--- THE PROBLEM ---
Locate the word "grid" in the data below, then copy every line that holds it.

--- DATA SUPPLIED ---
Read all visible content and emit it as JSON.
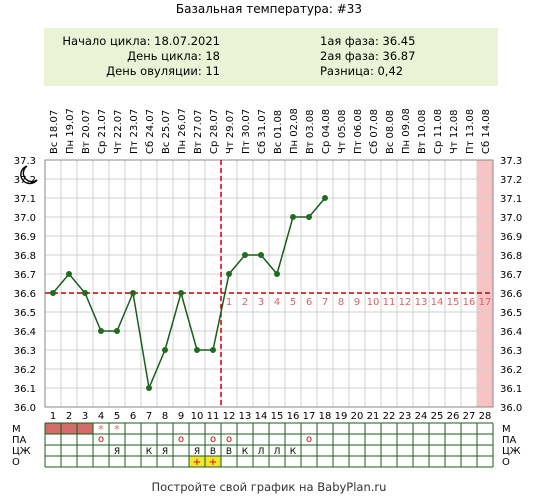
{
  "header": {
    "title": "Базальная температура: #33"
  },
  "info": {
    "cycle_start": "Начало цикла: 18.07.2021",
    "cycle_day": "День цикла: 18",
    "ovulation_day": "День овуляции: 11",
    "phase1": "1ая фаза: 36.45",
    "phase2": "2ая фаза: 36.87",
    "difference": "Разница: 0,42"
  },
  "footer": "Постройте свой график на BabyPlan.ru",
  "colors": {
    "line": "#1a5d1a",
    "point": "#1f6b1f",
    "coverline": "#cc0000",
    "phase2_numbers": "#e06060",
    "menstruation": "#d46a6a",
    "info_bg": "#eaf3d5",
    "last_day_bg": "#f7c3c3",
    "highlight_yellow": "#f4e534",
    "grid": "#d0d0d0"
  },
  "chart_data": {
    "type": "line",
    "days": [
      "1",
      "2",
      "3",
      "4",
      "5",
      "6",
      "7",
      "8",
      "9",
      "10",
      "11",
      "12",
      "13",
      "14",
      "15",
      "16",
      "17",
      "18",
      "19",
      "20",
      "21",
      "22",
      "23",
      "24",
      "25",
      "26",
      "27",
      "28"
    ],
    "dates": [
      "Вс 18.07",
      "Пн 19.07",
      "Вт 20.07",
      "Ср 21.07",
      "Чт 22.07",
      "Пт 23.07",
      "Сб 24.07",
      "Вс 25.07",
      "Пн 26.07",
      "Вт 27.07",
      "Ср 28.07",
      "Чт 29.07",
      "Пт 30.07",
      "Сб 31.07",
      "Вс 01.08",
      "Пн 02.08",
      "Вт 03.08",
      "Ср 04.08",
      "Чт 05.08",
      "Пт 06.08",
      "Сб 07.08",
      "Вс 08.08",
      "Пн 09.08",
      "Вт 10.08",
      "Ср 11.08",
      "Чт 12.08",
      "Пт 13.08",
      "Сб 14.08"
    ],
    "y_ticks": [
      "37.3",
      "37.2",
      "37.1",
      "37.0",
      "36.9",
      "36.8",
      "36.7",
      "36.6",
      "36.5",
      "36.4",
      "36.3",
      "36.2",
      "36.1",
      "36.0"
    ],
    "ylim": [
      36.0,
      37.3
    ],
    "series": [
      {
        "x": [
          1,
          2,
          3,
          4,
          5,
          6,
          7,
          8,
          9,
          10,
          11,
          12,
          13,
          14,
          15,
          16,
          17,
          18
        ],
        "values": [
          36.6,
          36.7,
          36.6,
          36.4,
          36.4,
          36.6,
          36.1,
          36.3,
          36.6,
          36.3,
          36.3,
          36.7,
          36.8,
          36.8,
          36.7,
          37.0,
          37.0,
          37.1
        ]
      }
    ],
    "coverline": 36.6,
    "ovulation_day": 11,
    "phase2_labels": [
      "1",
      "2",
      "3",
      "4",
      "5",
      "6",
      "7",
      "8",
      "9",
      "10",
      "11",
      "12",
      "13",
      "14",
      "15",
      "16",
      "17"
    ],
    "annotations": {
      "moon_icon": "crescent-moon"
    },
    "grid": true,
    "table": {
      "row_labels_left": [
        "М",
        "ПА",
        "ЦЖ",
        "О"
      ],
      "row_labels_right": [
        "М",
        "ПА",
        "ЦЖ",
        "О"
      ],
      "menstruation_days": [
        1,
        2,
        3
      ],
      "star_days": [
        4,
        5
      ],
      "star_symbol": "*",
      "pa_days": [
        4,
        9,
        11,
        12,
        17
      ],
      "pa_symbol": "о",
      "cz": {
        "5": "Я",
        "7": "К",
        "8": "Я",
        "10": "Я",
        "11": "В",
        "12": "В",
        "13": "К",
        "14": "Л",
        "15": "Л",
        "16": "К"
      },
      "o": {
        "10": "+",
        "11": "+"
      },
      "o_highlight_days": [
        10,
        11
      ]
    }
  }
}
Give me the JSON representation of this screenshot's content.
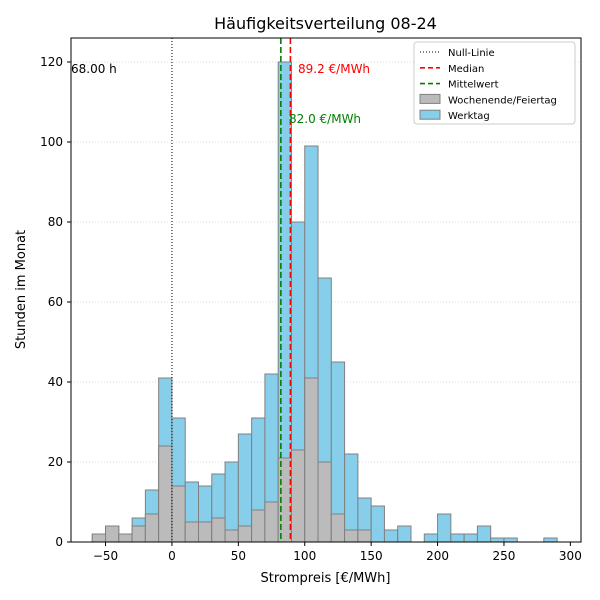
{
  "chart_data": {
    "type": "bar",
    "title": "Häufigkeitsverteilung 08-24",
    "xlabel": "Strompreis [€/MWh]",
    "ylabel": "Stunden im Monat",
    "xlim": [
      -76,
      308
    ],
    "ylim": [
      0,
      126
    ],
    "xticks": [
      -50,
      0,
      50,
      100,
      150,
      200,
      250,
      300
    ],
    "yticks": [
      0,
      20,
      40,
      60,
      80,
      100,
      120
    ],
    "grid": "horizontal dotted",
    "legend_position": "top-right",
    "bin_width": 10,
    "bin_starts": [
      -60,
      -50,
      -40,
      -30,
      -20,
      -10,
      0,
      10,
      20,
      30,
      40,
      50,
      60,
      70,
      80,
      90,
      100,
      110,
      120,
      130,
      140,
      150,
      160,
      170,
      180,
      190,
      200,
      210,
      220,
      230,
      240,
      250,
      260,
      270,
      280
    ],
    "series": [
      {
        "name": "Wochenende/Feiertag",
        "color": "#bbbbbb",
        "values": [
          2,
          4,
          2,
          4,
          7,
          24,
          14,
          5,
          5,
          6,
          3,
          4,
          8,
          10,
          21,
          23,
          41,
          20,
          7,
          3,
          3,
          0,
          0,
          0,
          0,
          0,
          0,
          0,
          0,
          0,
          0,
          0,
          0,
          0,
          0
        ]
      },
      {
        "name": "Werktag",
        "color": "#87ceeb",
        "stacked_total": [
          2,
          4,
          2,
          6,
          13,
          41,
          31,
          15,
          14,
          17,
          20,
          27,
          31,
          42,
          120,
          80,
          99,
          66,
          45,
          22,
          11,
          9,
          3,
          4,
          0,
          2,
          7,
          2,
          2,
          4,
          1,
          1,
          0,
          0,
          1
        ]
      }
    ],
    "reference_lines": [
      {
        "name": "Null-Linie",
        "x": 0,
        "color": "#000000",
        "style": "dotted"
      },
      {
        "name": "Median",
        "x": 89.2,
        "color": "#ff0000",
        "style": "dashed"
      },
      {
        "name": "Mittelwert",
        "x": 82.0,
        "color": "#008000",
        "style": "dashed"
      }
    ],
    "annotations": [
      {
        "text": "68.00 h",
        "color": "#000000"
      },
      {
        "text": "89.2 €/MWh",
        "color": "#ff0000"
      },
      {
        "text": "82.0 €/MWh",
        "color": "#008000"
      }
    ]
  }
}
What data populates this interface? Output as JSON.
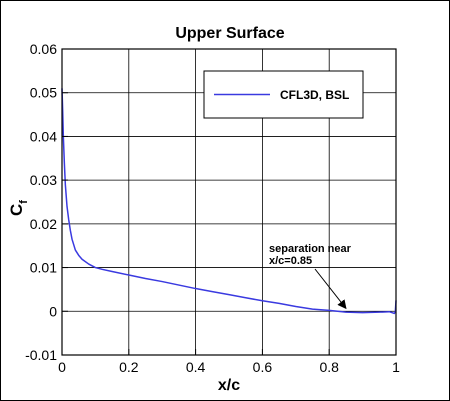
{
  "chart_data": {
    "type": "line",
    "title": "Upper Surface",
    "xlabel": "x/c",
    "ylabel": "C",
    "ylabel_subscript": "f",
    "xlim": [
      0,
      1
    ],
    "ylim": [
      -0.01,
      0.06
    ],
    "xticks": [
      0,
      0.2,
      0.4,
      0.6,
      0.8,
      1
    ],
    "xtick_labels": [
      "0",
      "0.2",
      "0.4",
      "0.6",
      "0.8",
      "1"
    ],
    "yticks": [
      -0.01,
      0,
      0.01,
      0.02,
      0.03,
      0.04,
      0.05,
      0.06
    ],
    "ytick_labels": [
      "-0.01",
      "0",
      "0.01",
      "0.02",
      "0.03",
      "0.04",
      "0.05",
      "0.06"
    ],
    "grid": true,
    "legend_position": "top-right",
    "series": [
      {
        "name": "CFL3D, BSL",
        "color": "#3a3ae0",
        "x": [
          0.0,
          0.002,
          0.004,
          0.007,
          0.01,
          0.015,
          0.02,
          0.025,
          0.03,
          0.04,
          0.05,
          0.06,
          0.08,
          0.1,
          0.12,
          0.15,
          0.2,
          0.25,
          0.3,
          0.35,
          0.4,
          0.45,
          0.5,
          0.55,
          0.6,
          0.65,
          0.7,
          0.75,
          0.8,
          0.85,
          0.9,
          0.95,
          0.98,
          0.995,
          0.998,
          1.0
        ],
        "y": [
          0.051,
          0.046,
          0.04,
          0.034,
          0.029,
          0.024,
          0.021,
          0.0185,
          0.0165,
          0.014,
          0.0128,
          0.0119,
          0.0108,
          0.01,
          0.0096,
          0.0091,
          0.0083,
          0.0075,
          0.0068,
          0.006,
          0.0052,
          0.0045,
          0.0038,
          0.0031,
          0.0024,
          0.0018,
          0.0011,
          0.0005,
          0.0002,
          -0.0002,
          -0.0003,
          -0.0002,
          -0.0001,
          -0.0005,
          -0.0001,
          0.0025
        ]
      }
    ],
    "annotations": [
      {
        "text_lines": [
          "separation near",
          "x/c=0.85"
        ],
        "target_x": 0.85,
        "target_y": 0.0
      }
    ]
  }
}
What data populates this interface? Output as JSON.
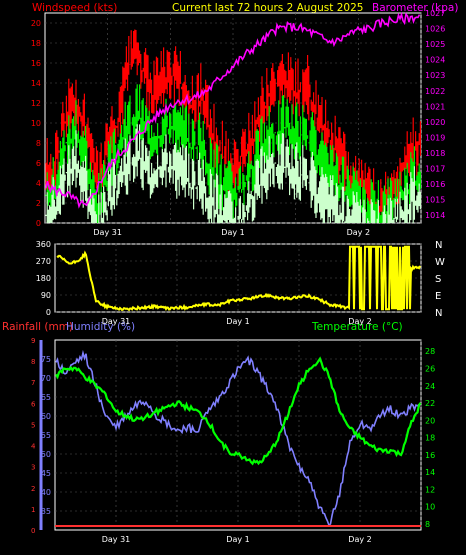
{
  "header": {
    "wind_label": "Windspeed (kts)",
    "title": "Current last 72 hours 2 August 2025",
    "baro_label": "Barometer (kpa)",
    "rain_label": "Rainfall (mm)",
    "humidity_label": "Humidity (%)",
    "temp_label": "Temperature (°C)"
  },
  "colors": {
    "wind_label": "#ff0000",
    "baro": "#ff00ff",
    "gust": "#ff0000",
    "avg_wind": "#00ee00",
    "min_wind": "#ccffcc",
    "direction": "#ffff00",
    "humidity": "#8080ff",
    "temperature": "#00ff00",
    "rain": "#ff3030",
    "title": "#ffff00",
    "axis_text": "#ffffff"
  },
  "chart_data": [
    {
      "type": "line",
      "panel": "wind_barometer",
      "x_unit": "hours ago",
      "x_range": [
        72,
        0
      ],
      "x_ticks": [
        {
          "label": "Day 31",
          "hours_ago": 60
        },
        {
          "label": "Day 1",
          "hours_ago": 36
        },
        {
          "label": "Day 2",
          "hours_ago": 12
        }
      ],
      "y_left": {
        "label": "Windspeed (kts)",
        "range": [
          0,
          21
        ],
        "ticks": [
          0,
          2,
          4,
          6,
          8,
          10,
          12,
          14,
          16,
          18,
          20
        ]
      },
      "y_right": {
        "label": "Barometer (kpa)",
        "range": [
          1013.5,
          1027
        ],
        "ticks": [
          1014,
          1015,
          1016,
          1017,
          1018,
          1019,
          1020,
          1021,
          1022,
          1023,
          1024,
          1025,
          1026,
          1027
        ]
      },
      "series": [
        {
          "name": "gust",
          "color": "#ff0000",
          "axis": "left",
          "x": [
            72,
            70,
            68,
            66,
            64,
            62,
            60,
            58,
            56,
            54,
            52,
            50,
            48,
            46,
            44,
            42,
            40,
            38,
            36,
            34,
            32,
            30,
            28,
            26,
            24,
            22,
            20,
            18,
            16,
            14,
            12,
            10,
            8,
            6,
            4,
            2,
            0
          ],
          "values": [
            6,
            7,
            12,
            13,
            10,
            5,
            9,
            11,
            17,
            18,
            14,
            15,
            16,
            15,
            13,
            14,
            10,
            8,
            6,
            8,
            10,
            13,
            15,
            16,
            14,
            15,
            12,
            10,
            8,
            6,
            5,
            4,
            3,
            4,
            6,
            8,
            9
          ]
        },
        {
          "name": "average",
          "color": "#00ee00",
          "axis": "left",
          "x": [
            72,
            70,
            68,
            66,
            64,
            62,
            60,
            58,
            56,
            54,
            52,
            50,
            48,
            46,
            44,
            42,
            40,
            38,
            36,
            34,
            32,
            30,
            28,
            26,
            24,
            22,
            20,
            18,
            16,
            14,
            12,
            10,
            8,
            6,
            4,
            2,
            0
          ],
          "values": [
            4,
            5,
            9,
            10,
            7,
            2,
            6,
            8,
            11,
            12,
            10,
            10,
            11,
            10,
            9,
            9,
            6,
            5,
            4,
            5,
            7,
            9,
            10,
            11,
            10,
            10,
            8,
            6,
            5,
            4,
            3,
            2,
            2,
            3,
            4,
            5,
            6
          ]
        },
        {
          "name": "minimum",
          "color": "#ccffcc",
          "axis": "left",
          "x": [
            72,
            70,
            68,
            66,
            64,
            62,
            60,
            58,
            56,
            54,
            52,
            50,
            48,
            46,
            44,
            42,
            40,
            38,
            36,
            34,
            32,
            30,
            28,
            26,
            24,
            22,
            20,
            18,
            16,
            14,
            12,
            10,
            8,
            6,
            4,
            2,
            0
          ],
          "values": [
            2,
            3,
            6,
            7,
            4,
            0,
            3,
            5,
            7,
            8,
            6,
            7,
            7,
            6,
            5,
            5,
            3,
            2,
            1,
            2,
            4,
            6,
            7,
            7,
            6,
            6,
            4,
            3,
            2,
            1,
            1,
            0,
            0,
            1,
            2,
            3,
            4
          ]
        },
        {
          "name": "barometer",
          "color": "#ff00ff",
          "axis": "right",
          "x": [
            72,
            70,
            68,
            66,
            64,
            62,
            60,
            58,
            56,
            54,
            52,
            50,
            48,
            46,
            44,
            42,
            40,
            38,
            36,
            34,
            32,
            30,
            28,
            26,
            24,
            22,
            20,
            18,
            16,
            14,
            12,
            10,
            8,
            6,
            4,
            2,
            0
          ],
          "values": [
            1016,
            1015.6,
            1015.4,
            1014.9,
            1014.5,
            1015.8,
            1017,
            1017.9,
            1018.5,
            1019.2,
            1020,
            1020.6,
            1021.1,
            1021.4,
            1021.5,
            1021.8,
            1022.3,
            1023,
            1023.6,
            1024.2,
            1024.8,
            1025.3,
            1025.9,
            1026.1,
            1026.1,
            1025.9,
            1025.6,
            1025.2,
            1025.2,
            1025.6,
            1025.9,
            1026,
            1026.3,
            1026.5,
            1026.6,
            1026.7,
            1026.8
          ]
        }
      ]
    },
    {
      "type": "line",
      "panel": "wind_direction",
      "x_unit": "hours ago",
      "x_range": [
        72,
        0
      ],
      "x_ticks": [
        {
          "label": "Day 31",
          "hours_ago": 60
        },
        {
          "label": "Day 1",
          "hours_ago": 36
        },
        {
          "label": "Day 2",
          "hours_ago": 12
        }
      ],
      "y_left": {
        "range": [
          0,
          360
        ],
        "ticks": [
          0,
          90,
          180,
          270,
          360
        ]
      },
      "y_right_labels": [
        "N",
        "W",
        "S",
        "E",
        "N"
      ],
      "series": [
        {
          "name": "direction",
          "color": "#ffff00",
          "x": [
            72,
            71,
            70,
            69,
            68,
            67,
            66,
            64,
            62,
            60,
            58,
            56,
            54,
            52,
            50,
            48,
            46,
            44,
            42,
            40,
            38,
            36,
            34,
            32,
            30,
            28,
            26,
            24,
            22,
            20,
            18,
            16,
            14,
            13,
            12,
            10,
            8,
            6,
            4,
            2,
            0
          ],
          "values": [
            300,
            290,
            270,
            255,
            265,
            280,
            310,
            60,
            30,
            20,
            15,
            20,
            25,
            30,
            18,
            22,
            25,
            35,
            40,
            35,
            55,
            65,
            70,
            80,
            90,
            75,
            70,
            80,
            85,
            65,
            40,
            30,
            20,
            340,
            10,
            340,
            30,
            345,
            320,
            230,
            240
          ]
        }
      ]
    },
    {
      "type": "line",
      "panel": "rain_humidity_temperature",
      "x_unit": "hours ago",
      "x_range": [
        72,
        0
      ],
      "x_ticks": [
        {
          "label": "Day 31",
          "hours_ago": 60
        },
        {
          "label": "Day 1",
          "hours_ago": 36
        },
        {
          "label": "Day 2",
          "hours_ago": 12
        }
      ],
      "y_left": {
        "label": "Humidity (%)",
        "range": [
          30,
          80
        ],
        "ticks": [
          35,
          40,
          45,
          50,
          55,
          60,
          65,
          70,
          75
        ]
      },
      "y_rain": {
        "label": "Rainfall (mm)",
        "ticks": [
          0,
          1,
          2,
          3,
          4,
          5,
          6,
          7,
          8,
          9
        ]
      },
      "y_right": {
        "label": "Temperature (°C)",
        "range": [
          7.3,
          29.3
        ],
        "ticks": [
          8,
          10,
          12,
          14,
          16,
          18,
          20,
          22,
          24,
          26,
          28
        ]
      },
      "series": [
        {
          "name": "humidity",
          "color": "#8080ff",
          "axis": "left",
          "x": [
            72,
            70,
            68,
            66,
            64,
            62,
            60,
            58,
            56,
            54,
            52,
            50,
            48,
            46,
            44,
            42,
            40,
            38,
            36,
            34,
            32,
            30,
            28,
            26,
            24,
            22,
            20,
            18,
            16,
            14,
            12,
            10,
            8,
            6,
            4,
            2,
            0
          ],
          "values": [
            75,
            71,
            74,
            76,
            68,
            60,
            57,
            60,
            63,
            64,
            60,
            58,
            56,
            57,
            56,
            61,
            64,
            68,
            72,
            75,
            71,
            67,
            61,
            52,
            47,
            43,
            36,
            31,
            40,
            53,
            58,
            57,
            60,
            62,
            60,
            62,
            63
          ]
        },
        {
          "name": "temperature",
          "color": "#00ff00",
          "axis": "right",
          "x": [
            72,
            70,
            68,
            66,
            64,
            62,
            60,
            58,
            56,
            54,
            52,
            50,
            48,
            46,
            44,
            42,
            40,
            38,
            36,
            34,
            32,
            30,
            28,
            26,
            24,
            22,
            20,
            18,
            16,
            14,
            12,
            10,
            8,
            6,
            4,
            2,
            0
          ],
          "values": [
            25,
            26,
            26,
            25,
            24,
            23,
            21,
            20.5,
            20,
            20.5,
            21,
            21.5,
            22,
            21.5,
            21,
            20,
            18,
            16.5,
            16,
            15.5,
            15,
            16,
            18,
            21,
            24,
            26,
            27,
            25,
            21,
            19,
            18,
            17,
            16.5,
            16.5,
            16,
            19.5,
            22
          ]
        },
        {
          "name": "rainfall",
          "color": "#ff3030",
          "axis": "rain",
          "x": [
            72,
            0
          ],
          "values": [
            0,
            0
          ]
        }
      ]
    }
  ]
}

--- EXPECTED ANSWER ---
    "grid": "#d0d0d0"
    "grid": true,
    "grid": "horizontal dotted",
    "grid": true,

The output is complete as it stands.